● **Problem statement**:
Scan the records below. List lines holding "through".

● **Records for the exercise**:
* START *
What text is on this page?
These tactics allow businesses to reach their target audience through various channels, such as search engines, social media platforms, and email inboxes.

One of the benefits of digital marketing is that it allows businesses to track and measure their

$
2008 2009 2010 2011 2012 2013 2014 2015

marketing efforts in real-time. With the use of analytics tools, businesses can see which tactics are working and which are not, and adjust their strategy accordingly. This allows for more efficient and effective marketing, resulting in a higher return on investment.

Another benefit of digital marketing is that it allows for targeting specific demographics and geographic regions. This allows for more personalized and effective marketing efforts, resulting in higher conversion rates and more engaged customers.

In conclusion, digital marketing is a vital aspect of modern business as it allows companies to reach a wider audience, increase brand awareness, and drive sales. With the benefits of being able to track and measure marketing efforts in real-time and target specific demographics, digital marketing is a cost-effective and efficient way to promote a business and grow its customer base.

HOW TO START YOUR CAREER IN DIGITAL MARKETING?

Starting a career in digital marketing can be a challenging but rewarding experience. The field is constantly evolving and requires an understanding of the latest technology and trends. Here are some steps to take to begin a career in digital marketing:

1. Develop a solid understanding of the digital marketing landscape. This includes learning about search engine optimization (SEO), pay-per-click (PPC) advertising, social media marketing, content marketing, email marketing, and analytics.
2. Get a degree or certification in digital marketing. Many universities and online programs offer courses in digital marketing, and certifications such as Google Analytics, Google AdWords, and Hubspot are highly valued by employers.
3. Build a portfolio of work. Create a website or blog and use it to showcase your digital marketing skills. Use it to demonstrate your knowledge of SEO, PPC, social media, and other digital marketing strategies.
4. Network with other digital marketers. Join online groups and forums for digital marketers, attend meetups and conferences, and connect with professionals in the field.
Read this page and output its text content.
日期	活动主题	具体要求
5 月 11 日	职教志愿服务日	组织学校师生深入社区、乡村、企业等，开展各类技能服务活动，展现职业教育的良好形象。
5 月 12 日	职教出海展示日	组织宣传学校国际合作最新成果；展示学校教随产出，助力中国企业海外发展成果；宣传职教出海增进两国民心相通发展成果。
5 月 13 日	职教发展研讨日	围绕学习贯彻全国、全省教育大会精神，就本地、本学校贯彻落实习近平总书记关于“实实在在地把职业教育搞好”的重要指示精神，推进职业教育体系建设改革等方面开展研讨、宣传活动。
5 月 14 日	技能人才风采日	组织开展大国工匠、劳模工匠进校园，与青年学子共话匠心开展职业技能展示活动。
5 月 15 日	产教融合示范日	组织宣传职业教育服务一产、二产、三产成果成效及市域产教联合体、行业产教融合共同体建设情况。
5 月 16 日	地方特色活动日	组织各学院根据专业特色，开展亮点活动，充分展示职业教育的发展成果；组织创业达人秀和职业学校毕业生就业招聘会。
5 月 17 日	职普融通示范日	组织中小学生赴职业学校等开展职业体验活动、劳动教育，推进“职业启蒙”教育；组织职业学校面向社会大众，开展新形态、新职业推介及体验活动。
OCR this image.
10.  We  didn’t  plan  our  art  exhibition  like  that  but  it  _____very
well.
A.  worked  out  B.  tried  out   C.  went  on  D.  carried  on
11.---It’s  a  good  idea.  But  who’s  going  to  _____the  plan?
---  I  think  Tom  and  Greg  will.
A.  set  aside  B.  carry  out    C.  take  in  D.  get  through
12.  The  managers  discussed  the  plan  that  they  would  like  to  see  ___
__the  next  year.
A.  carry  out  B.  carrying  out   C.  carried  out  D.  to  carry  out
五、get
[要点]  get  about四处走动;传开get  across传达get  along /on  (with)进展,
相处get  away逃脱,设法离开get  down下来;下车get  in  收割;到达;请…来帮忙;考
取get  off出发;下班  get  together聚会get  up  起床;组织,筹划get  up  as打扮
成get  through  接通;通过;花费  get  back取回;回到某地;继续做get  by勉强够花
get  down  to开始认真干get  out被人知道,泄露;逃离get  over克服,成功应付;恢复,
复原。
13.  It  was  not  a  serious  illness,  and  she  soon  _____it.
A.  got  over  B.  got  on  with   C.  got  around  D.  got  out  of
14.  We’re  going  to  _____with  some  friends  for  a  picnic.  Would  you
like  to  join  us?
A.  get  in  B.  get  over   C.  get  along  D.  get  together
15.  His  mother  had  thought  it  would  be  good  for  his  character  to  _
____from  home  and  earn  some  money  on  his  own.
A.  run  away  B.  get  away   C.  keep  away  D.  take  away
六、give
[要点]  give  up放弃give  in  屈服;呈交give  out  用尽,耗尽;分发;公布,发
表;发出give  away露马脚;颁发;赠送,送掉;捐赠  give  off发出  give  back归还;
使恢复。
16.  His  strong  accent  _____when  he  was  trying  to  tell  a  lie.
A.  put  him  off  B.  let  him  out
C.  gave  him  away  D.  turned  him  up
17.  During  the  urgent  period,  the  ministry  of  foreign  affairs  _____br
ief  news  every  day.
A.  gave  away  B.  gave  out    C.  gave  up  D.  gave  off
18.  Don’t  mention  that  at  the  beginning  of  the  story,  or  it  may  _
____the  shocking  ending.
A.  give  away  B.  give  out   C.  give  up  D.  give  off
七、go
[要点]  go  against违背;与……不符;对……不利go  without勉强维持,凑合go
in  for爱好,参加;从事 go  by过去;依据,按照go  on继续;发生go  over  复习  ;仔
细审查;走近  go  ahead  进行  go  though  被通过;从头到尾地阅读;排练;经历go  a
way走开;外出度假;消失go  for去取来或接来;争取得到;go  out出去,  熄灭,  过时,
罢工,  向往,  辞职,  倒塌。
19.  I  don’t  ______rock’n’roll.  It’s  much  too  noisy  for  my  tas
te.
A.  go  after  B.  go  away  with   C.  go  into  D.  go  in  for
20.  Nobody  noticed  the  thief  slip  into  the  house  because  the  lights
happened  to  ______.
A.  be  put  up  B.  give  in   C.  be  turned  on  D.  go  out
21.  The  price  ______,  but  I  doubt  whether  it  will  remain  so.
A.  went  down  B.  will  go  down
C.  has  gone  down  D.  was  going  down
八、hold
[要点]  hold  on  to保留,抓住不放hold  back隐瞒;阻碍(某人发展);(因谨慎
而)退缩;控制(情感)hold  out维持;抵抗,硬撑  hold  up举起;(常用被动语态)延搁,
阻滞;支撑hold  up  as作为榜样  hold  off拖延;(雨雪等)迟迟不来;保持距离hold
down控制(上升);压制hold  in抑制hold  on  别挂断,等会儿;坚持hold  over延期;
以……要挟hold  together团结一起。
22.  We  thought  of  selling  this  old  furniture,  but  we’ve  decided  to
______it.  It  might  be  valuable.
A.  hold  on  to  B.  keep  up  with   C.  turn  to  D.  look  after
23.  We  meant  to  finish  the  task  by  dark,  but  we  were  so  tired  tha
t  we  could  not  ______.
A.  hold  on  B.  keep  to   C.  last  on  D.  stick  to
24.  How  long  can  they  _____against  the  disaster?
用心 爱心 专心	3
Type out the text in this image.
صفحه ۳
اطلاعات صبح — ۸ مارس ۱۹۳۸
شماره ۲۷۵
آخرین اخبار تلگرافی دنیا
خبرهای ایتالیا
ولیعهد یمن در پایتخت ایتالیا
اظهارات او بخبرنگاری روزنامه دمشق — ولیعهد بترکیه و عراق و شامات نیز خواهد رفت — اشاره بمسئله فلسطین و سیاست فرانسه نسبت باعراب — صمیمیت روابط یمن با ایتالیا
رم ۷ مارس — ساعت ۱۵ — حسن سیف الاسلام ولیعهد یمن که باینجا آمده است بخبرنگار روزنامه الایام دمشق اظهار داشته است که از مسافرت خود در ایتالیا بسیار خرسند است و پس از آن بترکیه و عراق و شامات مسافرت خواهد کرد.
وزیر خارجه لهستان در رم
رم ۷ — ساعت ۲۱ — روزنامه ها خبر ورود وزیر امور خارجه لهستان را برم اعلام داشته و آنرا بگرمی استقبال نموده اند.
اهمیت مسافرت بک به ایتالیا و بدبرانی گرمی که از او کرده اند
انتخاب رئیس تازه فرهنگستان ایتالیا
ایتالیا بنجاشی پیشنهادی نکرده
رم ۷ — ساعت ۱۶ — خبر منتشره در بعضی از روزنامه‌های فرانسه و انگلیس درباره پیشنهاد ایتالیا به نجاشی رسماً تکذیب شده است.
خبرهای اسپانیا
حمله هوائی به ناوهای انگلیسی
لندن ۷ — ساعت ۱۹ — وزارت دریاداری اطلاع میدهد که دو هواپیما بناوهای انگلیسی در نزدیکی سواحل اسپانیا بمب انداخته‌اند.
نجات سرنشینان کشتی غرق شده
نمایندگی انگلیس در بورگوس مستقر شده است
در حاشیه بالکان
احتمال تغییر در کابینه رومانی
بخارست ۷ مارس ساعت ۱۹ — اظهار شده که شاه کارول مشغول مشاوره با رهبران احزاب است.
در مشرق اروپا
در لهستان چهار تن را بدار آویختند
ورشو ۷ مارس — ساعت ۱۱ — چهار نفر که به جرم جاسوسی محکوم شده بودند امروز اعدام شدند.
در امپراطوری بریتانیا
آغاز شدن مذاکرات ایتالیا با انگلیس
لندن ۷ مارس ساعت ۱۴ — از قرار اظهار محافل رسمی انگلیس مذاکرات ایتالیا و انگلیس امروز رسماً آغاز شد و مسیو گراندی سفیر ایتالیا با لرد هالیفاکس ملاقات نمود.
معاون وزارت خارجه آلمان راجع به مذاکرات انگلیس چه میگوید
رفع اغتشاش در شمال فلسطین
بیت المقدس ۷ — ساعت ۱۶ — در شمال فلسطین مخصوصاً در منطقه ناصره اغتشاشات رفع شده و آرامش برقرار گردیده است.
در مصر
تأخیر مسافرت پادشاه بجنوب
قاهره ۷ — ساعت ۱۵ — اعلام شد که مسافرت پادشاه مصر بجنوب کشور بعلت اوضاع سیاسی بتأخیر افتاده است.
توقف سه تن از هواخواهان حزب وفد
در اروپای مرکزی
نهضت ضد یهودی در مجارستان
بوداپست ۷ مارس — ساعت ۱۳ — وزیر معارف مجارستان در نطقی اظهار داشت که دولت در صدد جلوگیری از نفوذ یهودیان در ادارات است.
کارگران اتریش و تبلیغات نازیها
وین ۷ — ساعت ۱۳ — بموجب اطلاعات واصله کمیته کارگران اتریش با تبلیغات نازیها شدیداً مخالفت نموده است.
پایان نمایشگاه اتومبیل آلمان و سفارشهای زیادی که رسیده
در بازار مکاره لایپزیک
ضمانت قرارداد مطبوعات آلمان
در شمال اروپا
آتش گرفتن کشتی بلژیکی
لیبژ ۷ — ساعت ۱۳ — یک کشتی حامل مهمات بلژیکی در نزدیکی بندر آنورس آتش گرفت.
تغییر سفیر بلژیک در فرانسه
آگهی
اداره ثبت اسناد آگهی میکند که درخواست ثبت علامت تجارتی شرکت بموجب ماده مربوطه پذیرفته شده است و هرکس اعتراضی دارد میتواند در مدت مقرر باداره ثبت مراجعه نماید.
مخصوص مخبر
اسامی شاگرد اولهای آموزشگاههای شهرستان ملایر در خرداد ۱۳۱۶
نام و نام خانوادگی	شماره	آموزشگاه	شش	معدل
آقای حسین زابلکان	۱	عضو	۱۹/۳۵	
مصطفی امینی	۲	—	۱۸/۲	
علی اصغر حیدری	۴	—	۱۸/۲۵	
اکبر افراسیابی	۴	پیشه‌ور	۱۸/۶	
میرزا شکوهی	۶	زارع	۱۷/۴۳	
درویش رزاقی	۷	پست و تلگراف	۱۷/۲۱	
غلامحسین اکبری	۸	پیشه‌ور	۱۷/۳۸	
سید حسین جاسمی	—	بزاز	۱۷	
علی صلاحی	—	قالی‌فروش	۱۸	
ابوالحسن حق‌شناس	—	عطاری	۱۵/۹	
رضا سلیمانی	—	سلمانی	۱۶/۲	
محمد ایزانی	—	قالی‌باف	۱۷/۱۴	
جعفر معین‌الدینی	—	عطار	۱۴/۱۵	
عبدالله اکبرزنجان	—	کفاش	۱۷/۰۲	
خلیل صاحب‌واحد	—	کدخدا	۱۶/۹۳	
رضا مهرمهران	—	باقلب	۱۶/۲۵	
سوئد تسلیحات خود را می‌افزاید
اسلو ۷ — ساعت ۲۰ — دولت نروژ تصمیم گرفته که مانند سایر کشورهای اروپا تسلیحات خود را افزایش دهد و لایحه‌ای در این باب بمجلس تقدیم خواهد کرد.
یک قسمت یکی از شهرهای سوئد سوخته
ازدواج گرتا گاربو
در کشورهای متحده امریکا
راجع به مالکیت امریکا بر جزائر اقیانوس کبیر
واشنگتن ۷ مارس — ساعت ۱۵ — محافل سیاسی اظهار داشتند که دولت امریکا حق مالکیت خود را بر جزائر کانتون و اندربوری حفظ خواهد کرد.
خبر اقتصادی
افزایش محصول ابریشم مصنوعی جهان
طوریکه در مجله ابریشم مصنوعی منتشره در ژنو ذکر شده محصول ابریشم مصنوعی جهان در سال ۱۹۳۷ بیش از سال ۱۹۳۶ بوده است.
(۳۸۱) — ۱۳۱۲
* END *
● **Task response**:
These tactics allow businesses to reach their target audience through various channels, such as search engines, social media platforms, and email inboxes.
A.  set  aside  B.  carry  out    C.  take  in  D.  get  through
成get  through  接通;通过;花费  get  back取回;回到某地;继续做get  by勉强够花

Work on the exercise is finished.